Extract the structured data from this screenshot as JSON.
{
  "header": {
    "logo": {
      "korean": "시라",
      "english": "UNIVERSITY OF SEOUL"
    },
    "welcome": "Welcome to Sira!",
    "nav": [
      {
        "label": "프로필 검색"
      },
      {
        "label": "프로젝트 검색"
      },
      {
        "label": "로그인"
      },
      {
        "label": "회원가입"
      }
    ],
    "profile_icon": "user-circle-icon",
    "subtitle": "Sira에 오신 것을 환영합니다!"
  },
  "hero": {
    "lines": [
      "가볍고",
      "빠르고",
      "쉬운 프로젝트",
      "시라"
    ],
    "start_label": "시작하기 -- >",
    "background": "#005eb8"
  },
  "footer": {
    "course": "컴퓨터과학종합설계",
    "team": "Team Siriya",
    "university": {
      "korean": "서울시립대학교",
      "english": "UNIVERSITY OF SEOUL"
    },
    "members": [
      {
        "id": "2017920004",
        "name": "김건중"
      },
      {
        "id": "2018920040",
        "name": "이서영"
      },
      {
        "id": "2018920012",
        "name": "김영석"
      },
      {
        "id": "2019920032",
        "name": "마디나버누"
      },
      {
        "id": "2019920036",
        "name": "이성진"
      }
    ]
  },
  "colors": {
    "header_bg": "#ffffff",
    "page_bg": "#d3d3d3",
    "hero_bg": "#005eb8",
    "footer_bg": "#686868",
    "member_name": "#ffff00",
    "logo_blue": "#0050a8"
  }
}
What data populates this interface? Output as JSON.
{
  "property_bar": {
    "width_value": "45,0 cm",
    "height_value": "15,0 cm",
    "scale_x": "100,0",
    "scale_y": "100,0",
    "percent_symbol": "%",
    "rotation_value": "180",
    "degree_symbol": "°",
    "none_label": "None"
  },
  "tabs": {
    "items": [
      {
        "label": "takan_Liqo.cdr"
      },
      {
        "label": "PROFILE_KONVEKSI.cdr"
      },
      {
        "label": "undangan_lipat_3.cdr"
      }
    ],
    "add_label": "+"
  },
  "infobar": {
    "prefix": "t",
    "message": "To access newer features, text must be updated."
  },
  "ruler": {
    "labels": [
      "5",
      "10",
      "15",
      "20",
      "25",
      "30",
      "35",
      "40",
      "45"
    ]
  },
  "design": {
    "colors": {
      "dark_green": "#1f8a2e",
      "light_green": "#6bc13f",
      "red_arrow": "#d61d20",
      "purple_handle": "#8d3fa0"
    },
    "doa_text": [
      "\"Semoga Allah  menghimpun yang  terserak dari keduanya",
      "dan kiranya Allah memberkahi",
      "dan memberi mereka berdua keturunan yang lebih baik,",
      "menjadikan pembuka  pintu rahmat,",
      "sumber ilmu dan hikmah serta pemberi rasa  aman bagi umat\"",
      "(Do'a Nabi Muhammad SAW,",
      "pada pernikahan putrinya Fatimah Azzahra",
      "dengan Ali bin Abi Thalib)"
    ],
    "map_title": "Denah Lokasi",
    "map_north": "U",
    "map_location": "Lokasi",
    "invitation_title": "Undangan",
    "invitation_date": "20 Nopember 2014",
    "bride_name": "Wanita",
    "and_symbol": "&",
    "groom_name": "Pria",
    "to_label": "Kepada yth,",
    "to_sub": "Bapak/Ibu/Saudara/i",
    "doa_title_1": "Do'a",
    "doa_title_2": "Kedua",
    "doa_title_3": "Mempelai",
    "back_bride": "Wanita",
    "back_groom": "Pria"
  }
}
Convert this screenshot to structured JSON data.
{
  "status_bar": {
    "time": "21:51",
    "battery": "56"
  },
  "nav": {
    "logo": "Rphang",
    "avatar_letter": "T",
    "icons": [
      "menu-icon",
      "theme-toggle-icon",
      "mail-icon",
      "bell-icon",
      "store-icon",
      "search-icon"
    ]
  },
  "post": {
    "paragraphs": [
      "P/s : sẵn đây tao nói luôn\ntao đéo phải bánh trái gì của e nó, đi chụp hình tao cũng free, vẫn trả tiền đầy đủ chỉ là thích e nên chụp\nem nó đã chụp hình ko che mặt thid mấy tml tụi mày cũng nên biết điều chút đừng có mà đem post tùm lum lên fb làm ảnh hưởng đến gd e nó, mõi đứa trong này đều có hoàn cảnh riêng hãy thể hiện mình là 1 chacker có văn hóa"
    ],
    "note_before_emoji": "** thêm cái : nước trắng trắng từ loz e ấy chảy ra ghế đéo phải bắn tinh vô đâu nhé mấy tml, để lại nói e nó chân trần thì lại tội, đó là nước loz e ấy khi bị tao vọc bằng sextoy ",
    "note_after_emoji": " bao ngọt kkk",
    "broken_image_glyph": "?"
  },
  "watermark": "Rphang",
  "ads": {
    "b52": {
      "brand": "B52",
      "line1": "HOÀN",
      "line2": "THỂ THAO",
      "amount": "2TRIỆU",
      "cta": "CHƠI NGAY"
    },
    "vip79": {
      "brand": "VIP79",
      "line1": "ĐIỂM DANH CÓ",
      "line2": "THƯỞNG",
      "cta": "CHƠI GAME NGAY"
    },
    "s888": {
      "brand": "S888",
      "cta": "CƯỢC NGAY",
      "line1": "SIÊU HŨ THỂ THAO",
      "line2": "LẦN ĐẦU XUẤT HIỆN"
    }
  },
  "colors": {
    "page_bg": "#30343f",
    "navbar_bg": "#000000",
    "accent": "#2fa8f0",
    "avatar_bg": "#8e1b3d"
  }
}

==============================

GOAL OF THE EXERCISE: Reproduce every record above exactly as it appears.

RESULT FOR THIS EXERCISE:
Extract the structured data from this screenshot as JSON.
{
  "header": {
    "logo": {
      "korean": "시라",
      "english": "UNIVERSITY OF SEOUL"
    },
    "welcome": "Welcome to Sira!",
    "nav": [
      {
        "label": "프로필 검색"
      },
      {
        "label": "프로젝트 검색"
      },
      {
        "label": "로그인"
      },
      {
        "label": "회원가입"
      }
    ],
    "profile_icon": "user-circle-icon",
    "subtitle": "Sira에 오신 것을 환영합니다!"
  },
  "hero": {
    "lines": [
      "가볍고",
      "빠르고",
      "쉬운 프로젝트",
      "시라"
    ],
    "start_label": "시작하기 -- >",
    "background": "#005eb8"
  },
  "footer": {
    "course": "컴퓨터과학종합설계",
    "team": "Team Siriya",
    "university": {
      "korean": "서울시립대학교",
      "english": "UNIVERSITY OF SEOUL"
    },
    "members": [
      {
        "id": "2017920004",
        "name": "김건중"
      },
      {
        "id": "2018920040",
        "name": "이서영"
      },
      {
        "id": "2018920012",
        "name": "김영석"
      },
      {
        "id": "2019920032",
        "name": "마디나버누"
      },
      {
        "id": "2019920036",
        "name": "이성진"
      }
    ]
  },
  "colors": {
    "header_bg": "#ffffff",
    "page_bg": "#d3d3d3",
    "hero_bg": "#005eb8",
    "footer_bg": "#686868",
    "member_name": "#ffff00",
    "logo_blue": "#0050a8"
  }
}
What data populates this interface? Output as JSON.
{
  "property_bar": {
    "width_value": "45,0 cm",
    "height_value": "15,0 cm",
    "scale_x": "100,0",
    "scale_y": "100,0",
    "percent_symbol": "%",
    "rotation_value": "180",
    "degree_symbol": "°",
    "none_label": "None"
  },
  "tabs": {
    "items": [
      {
        "label": "takan_Liqo.cdr"
      },
      {
        "label": "PROFILE_KONVEKSI.cdr"
      },
      {
        "label": "undangan_lipat_3.cdr"
      }
    ],
    "add_label": "+"
  },
  "infobar": {
    "prefix": "t",
    "message": "To access newer features, text must be updated."
  },
  "ruler": {
    "labels": [
      "5",
      "10",
      "15",
      "20",
      "25",
      "30",
      "35",
      "40",
      "45"
    ]
  },
  "design": {
    "colors": {
      "dark_green": "#1f8a2e",
      "light_green": "#6bc13f",
      "red_arrow": "#d61d20",
      "purple_handle": "#8d3fa0"
    },
    "doa_text": [
      "\"Semoga Allah  menghimpun yang  terserak dari keduanya",
      "dan kiranya Allah memberkahi",
      "dan memberi mereka berdua keturunan yang lebih baik,",
      "menjadikan pembuka  pintu rahmat,",
      "sumber ilmu dan hikmah serta pemberi rasa  aman bagi umat\"",
      "(Do'a Nabi Muhammad SAW,",
      "pada pernikahan putrinya Fatimah Azzahra",
      "dengan Ali bin Abi Thalib)"
    ],
    "map_title": "Denah Lokasi",
    "map_north": "U",
    "map_location": "Lokasi",
    "invitation_title": "Undangan",
    "invitation_date": "20 Nopember 2014",
    "bride_name": "Wanita",
    "and_symbol": "&",
    "groom_name": "Pria",
    "to_label": "Kepada yth,",
    "to_sub": "Bapak/Ibu/Saudara/i",
    "doa_title_1": "Do'a",
    "doa_title_2": "Kedua",
    "doa_title_3": "Mempelai",
    "back_bride": "Wanita",
    "back_groom": "Pria"
  }
}
Convert this screenshot to structured JSON data.
{
  "status_bar": {
    "time": "21:51",
    "battery": "56"
  },
  "nav": {
    "logo": "Rphang",
    "avatar_letter": "T",
    "icons": [
      "menu-icon",
      "theme-toggle-icon",
      "mail-icon",
      "bell-icon",
      "store-icon",
      "search-icon"
    ]
  },
  "post": {
    "paragraphs": [
      "P/s : sẵn đây tao nói luôn\ntao đéo phải bánh trái gì của e nó, đi chụp hình tao cũng free, vẫn trả tiền đầy đủ chỉ là thích e nên chụp\nem nó đã chụp hình ko che mặt thid mấy tml tụi mày cũng nên biết điều chút đừng có mà đem post tùm lum lên fb làm ảnh hưởng đến gd e nó, mõi đứa trong này đều có hoàn cảnh riêng hãy thể hiện mình là 1 chacker có văn hóa"
    ],
    "note_before_emoji": "** thêm cái : nước trắng trắng từ loz e ấy chảy ra ghế đéo phải bắn tinh vô đâu nhé mấy tml, để lại nói e nó chân trần thì lại tội, đó là nước loz e ấy khi bị tao vọc bằng sextoy ",
    "note_after_emoji": " bao ngọt kkk",
    "broken_image_glyph": "?"
  },
  "watermark": "Rphang",
  "ads": {
    "b52": {
      "brand": "B52",
      "line1": "HOÀN",
      "line2": "THỂ THAO",
      "amount": "2TRIỆU",
      "cta": "CHƠI NGAY"
    },
    "vip79": {
      "brand": "VIP79",
      "line1": "ĐIỂM DANH CÓ",
      "line2": "THƯỞNG",
      "cta": "CHƠI GAME NGAY"
    },
    "s888": {
      "brand": "S888",
      "cta": "CƯỢC NGAY",
      "line1": "SIÊU HŨ THỂ THAO",
      "line2": "LẦN ĐẦU XUẤT HIỆN"
    }
  },
  "colors": {
    "page_bg": "#30343f",
    "navbar_bg": "#000000",
    "accent": "#2fa8f0",
    "avatar_bg": "#8e1b3d"
  }
}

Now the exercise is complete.